=== Dataset excerpts ===
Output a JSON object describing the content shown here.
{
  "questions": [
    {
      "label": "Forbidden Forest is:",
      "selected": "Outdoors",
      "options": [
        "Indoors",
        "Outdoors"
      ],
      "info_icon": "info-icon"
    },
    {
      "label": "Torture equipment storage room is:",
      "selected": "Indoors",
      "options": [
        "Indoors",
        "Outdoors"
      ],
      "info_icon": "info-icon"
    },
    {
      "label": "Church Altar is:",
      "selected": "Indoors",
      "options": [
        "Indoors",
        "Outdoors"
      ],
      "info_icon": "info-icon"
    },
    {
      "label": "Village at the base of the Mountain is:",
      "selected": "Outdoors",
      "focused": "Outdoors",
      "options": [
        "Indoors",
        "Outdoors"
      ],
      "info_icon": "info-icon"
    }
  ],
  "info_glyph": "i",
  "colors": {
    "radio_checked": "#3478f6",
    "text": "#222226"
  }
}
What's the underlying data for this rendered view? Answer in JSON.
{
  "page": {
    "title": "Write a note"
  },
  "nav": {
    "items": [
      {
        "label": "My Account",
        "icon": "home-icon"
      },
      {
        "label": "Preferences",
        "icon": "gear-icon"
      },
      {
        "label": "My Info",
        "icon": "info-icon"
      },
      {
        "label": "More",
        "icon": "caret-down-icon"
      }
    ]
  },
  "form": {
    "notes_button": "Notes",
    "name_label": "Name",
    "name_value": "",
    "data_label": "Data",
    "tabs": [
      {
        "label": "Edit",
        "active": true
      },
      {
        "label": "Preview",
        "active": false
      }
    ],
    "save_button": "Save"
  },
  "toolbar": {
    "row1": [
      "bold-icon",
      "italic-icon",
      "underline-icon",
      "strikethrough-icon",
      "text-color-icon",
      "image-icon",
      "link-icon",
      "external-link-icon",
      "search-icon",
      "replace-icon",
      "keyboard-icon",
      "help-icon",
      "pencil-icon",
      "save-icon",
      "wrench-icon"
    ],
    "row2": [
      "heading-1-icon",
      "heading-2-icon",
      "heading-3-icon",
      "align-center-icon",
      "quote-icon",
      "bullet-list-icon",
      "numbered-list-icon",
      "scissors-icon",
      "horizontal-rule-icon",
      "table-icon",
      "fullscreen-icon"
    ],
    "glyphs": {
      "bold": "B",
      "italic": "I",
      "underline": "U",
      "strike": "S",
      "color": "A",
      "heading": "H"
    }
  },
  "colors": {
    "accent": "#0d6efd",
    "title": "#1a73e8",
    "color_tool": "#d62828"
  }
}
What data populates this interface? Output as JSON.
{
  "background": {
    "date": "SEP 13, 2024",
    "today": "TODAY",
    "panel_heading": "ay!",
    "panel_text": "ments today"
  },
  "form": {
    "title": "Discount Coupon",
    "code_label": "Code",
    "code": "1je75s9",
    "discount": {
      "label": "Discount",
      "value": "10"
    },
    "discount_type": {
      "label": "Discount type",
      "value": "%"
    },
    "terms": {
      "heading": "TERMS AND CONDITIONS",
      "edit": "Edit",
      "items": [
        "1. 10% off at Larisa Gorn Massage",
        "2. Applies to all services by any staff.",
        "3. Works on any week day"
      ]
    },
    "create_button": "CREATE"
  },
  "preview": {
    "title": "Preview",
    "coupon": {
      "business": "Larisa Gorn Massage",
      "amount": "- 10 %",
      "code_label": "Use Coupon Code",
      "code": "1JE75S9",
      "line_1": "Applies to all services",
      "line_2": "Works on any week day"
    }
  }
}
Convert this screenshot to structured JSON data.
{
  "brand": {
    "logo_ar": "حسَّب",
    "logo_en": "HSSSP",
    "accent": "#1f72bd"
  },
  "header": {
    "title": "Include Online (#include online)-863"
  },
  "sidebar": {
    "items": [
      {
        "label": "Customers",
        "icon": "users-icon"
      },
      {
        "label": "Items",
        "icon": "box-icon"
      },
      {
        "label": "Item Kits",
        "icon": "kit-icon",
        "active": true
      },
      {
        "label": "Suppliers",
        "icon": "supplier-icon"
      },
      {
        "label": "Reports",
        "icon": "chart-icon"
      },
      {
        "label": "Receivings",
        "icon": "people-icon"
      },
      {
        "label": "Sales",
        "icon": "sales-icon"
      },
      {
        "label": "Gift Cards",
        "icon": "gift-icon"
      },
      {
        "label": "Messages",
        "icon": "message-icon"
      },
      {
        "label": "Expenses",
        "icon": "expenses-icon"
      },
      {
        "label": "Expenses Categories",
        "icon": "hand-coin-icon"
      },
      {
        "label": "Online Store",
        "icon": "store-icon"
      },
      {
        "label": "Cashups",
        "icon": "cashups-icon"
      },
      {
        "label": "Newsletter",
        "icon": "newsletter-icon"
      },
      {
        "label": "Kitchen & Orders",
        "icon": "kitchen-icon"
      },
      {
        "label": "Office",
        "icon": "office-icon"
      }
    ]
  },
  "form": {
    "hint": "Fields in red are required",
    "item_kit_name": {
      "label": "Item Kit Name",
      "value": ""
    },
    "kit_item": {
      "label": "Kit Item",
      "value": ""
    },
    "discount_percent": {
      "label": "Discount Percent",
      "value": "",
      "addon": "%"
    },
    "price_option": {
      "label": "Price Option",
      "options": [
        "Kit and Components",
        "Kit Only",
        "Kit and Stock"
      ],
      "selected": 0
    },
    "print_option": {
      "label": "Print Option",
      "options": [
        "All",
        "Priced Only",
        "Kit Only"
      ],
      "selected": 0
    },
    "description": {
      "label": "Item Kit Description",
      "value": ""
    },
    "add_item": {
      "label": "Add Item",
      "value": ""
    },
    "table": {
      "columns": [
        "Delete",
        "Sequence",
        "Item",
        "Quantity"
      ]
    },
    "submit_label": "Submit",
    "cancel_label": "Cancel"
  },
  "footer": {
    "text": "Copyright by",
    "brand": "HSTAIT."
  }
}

=== What you should do ===
All of the records must be repeated exactly.

=== Task output ===
Output a JSON object describing the content shown here.
{
  "questions": [
    {
      "label": "Forbidden Forest is:",
      "selected": "Outdoors",
      "options": [
        "Indoors",
        "Outdoors"
      ],
      "info_icon": "info-icon"
    },
    {
      "label": "Torture equipment storage room is:",
      "selected": "Indoors",
      "options": [
        "Indoors",
        "Outdoors"
      ],
      "info_icon": "info-icon"
    },
    {
      "label": "Church Altar is:",
      "selected": "Indoors",
      "options": [
        "Indoors",
        "Outdoors"
      ],
      "info_icon": "info-icon"
    },
    {
      "label": "Village at the base of the Mountain is:",
      "selected": "Outdoors",
      "focused": "Outdoors",
      "options": [
        "Indoors",
        "Outdoors"
      ],
      "info_icon": "info-icon"
    }
  ],
  "info_glyph": "i",
  "colors": {
    "radio_checked": "#3478f6",
    "text": "#222226"
  }
}
What's the underlying data for this rendered view? Answer in JSON.
{
  "page": {
    "title": "Write a note"
  },
  "nav": {
    "items": [
      {
        "label": "My Account",
        "icon": "home-icon"
      },
      {
        "label": "Preferences",
        "icon": "gear-icon"
      },
      {
        "label": "My Info",
        "icon": "info-icon"
      },
      {
        "label": "More",
        "icon": "caret-down-icon"
      }
    ]
  },
  "form": {
    "notes_button": "Notes",
    "name_label": "Name",
    "name_value": "",
    "data_label": "Data",
    "tabs": [
      {
        "label": "Edit",
        "active": true
      },
      {
        "label": "Preview",
        "active": false
      }
    ],
    "save_button": "Save"
  },
  "toolbar": {
    "row1": [
      "bold-icon",
      "italic-icon",
      "underline-icon",
      "strikethrough-icon",
      "text-color-icon",
      "image-icon",
      "link-icon",
      "external-link-icon",
      "search-icon",
      "replace-icon",
      "keyboard-icon",
      "help-icon",
      "pencil-icon",
      "save-icon",
      "wrench-icon"
    ],
    "row2": [
      "heading-1-icon",
      "heading-2-icon",
      "heading-3-icon",
      "align-center-icon",
      "quote-icon",
      "bullet-list-icon",
      "numbered-list-icon",
      "scissors-icon",
      "horizontal-rule-icon",
      "table-icon",
      "fullscreen-icon"
    ],
    "glyphs": {
      "bold": "B",
      "italic": "I",
      "underline": "U",
      "strike": "S",
      "color": "A",
      "heading": "H"
    }
  },
  "colors": {
    "accent": "#0d6efd",
    "title": "#1a73e8",
    "color_tool": "#d62828"
  }
}
What data populates this interface? Output as JSON.
{
  "background": {
    "date": "SEP 13, 2024",
    "today": "TODAY",
    "panel_heading": "ay!",
    "panel_text": "ments today"
  },
  "form": {
    "title": "Discount Coupon",
    "code_label": "Code",
    "code": "1je75s9",
    "discount": {
      "label": "Discount",
      "value": "10"
    },
    "discount_type": {
      "label": "Discount type",
      "value": "%"
    },
    "terms": {
      "heading": "TERMS AND CONDITIONS",
      "edit": "Edit",
      "items": [
        "1. 10% off at Larisa Gorn Massage",
        "2. Applies to all services by any staff.",
        "3. Works on any week day"
      ]
    },
    "create_button": "CREATE"
  },
  "preview": {
    "title": "Preview",
    "coupon": {
      "business": "Larisa Gorn Massage",
      "amount": "- 10 %",
      "code_label": "Use Coupon Code",
      "code": "1JE75S9",
      "line_1": "Applies to all services",
      "line_2": "Works on any week day"
    }
  }
}
Convert this screenshot to structured JSON data.
{
  "brand": {
    "logo_ar": "حسَّب",
    "logo_en": "HSSSP",
    "accent": "#1f72bd"
  },
  "header": {
    "title": "Include Online (#include online)-863"
  },
  "sidebar": {
    "items": [
      {
        "label": "Customers",
        "icon": "users-icon"
      },
      {
        "label": "Items",
        "icon": "box-icon"
      },
      {
        "label": "Item Kits",
        "icon": "kit-icon",
        "active": true
      },
      {
        "label": "Suppliers",
        "icon": "supplier-icon"
      },
      {
        "label": "Reports",
        "icon": "chart-icon"
      },
      {
        "label": "Receivings",
        "icon": "people-icon"
      },
      {
        "label": "Sales",
        "icon": "sales-icon"
      },
      {
        "label": "Gift Cards",
        "icon": "gift-icon"
      },
      {
        "label": "Messages",
        "icon": "message-icon"
      },
      {
        "label": "Expenses",
        "icon": "expenses-icon"
      },
      {
        "label": "Expenses Categories",
        "icon": "hand-coin-icon"
      },
      {
        "label": "Online Store",
        "icon": "store-icon"
      },
      {
        "label": "Cashups",
        "icon": "cashups-icon"
      },
      {
        "label": "Newsletter",
        "icon": "newsletter-icon"
      },
      {
        "label": "Kitchen & Orders",
        "icon": "kitchen-icon"
      },
      {
        "label": "Office",
        "icon": "office-icon"
      }
    ]
  },
  "form": {
    "hint": "Fields in red are required",
    "item_kit_name": {
      "label": "Item Kit Name",
      "value": ""
    },
    "kit_item": {
      "label": "Kit Item",
      "value": ""
    },
    "discount_percent": {
      "label": "Discount Percent",
      "value": "",
      "addon": "%"
    },
    "price_option": {
      "label": "Price Option",
      "options": [
        "Kit and Components",
        "Kit Only",
        "Kit and Stock"
      ],
      "selected": 0
    },
    "print_option": {
      "label": "Print Option",
      "options": [
        "All",
        "Priced Only",
        "Kit Only"
      ],
      "selected": 0
    },
    "description": {
      "label": "Item Kit Description",
      "value": ""
    },
    "add_item": {
      "label": "Add Item",
      "value": ""
    },
    "table": {
      "columns": [
        "Delete",
        "Sequence",
        "Item",
        "Quantity"
      ]
    },
    "submit_label": "Submit",
    "cancel_label": "Cancel"
  },
  "footer": {
    "text": "Copyright by",
    "brand": "HSTAIT."
  }
}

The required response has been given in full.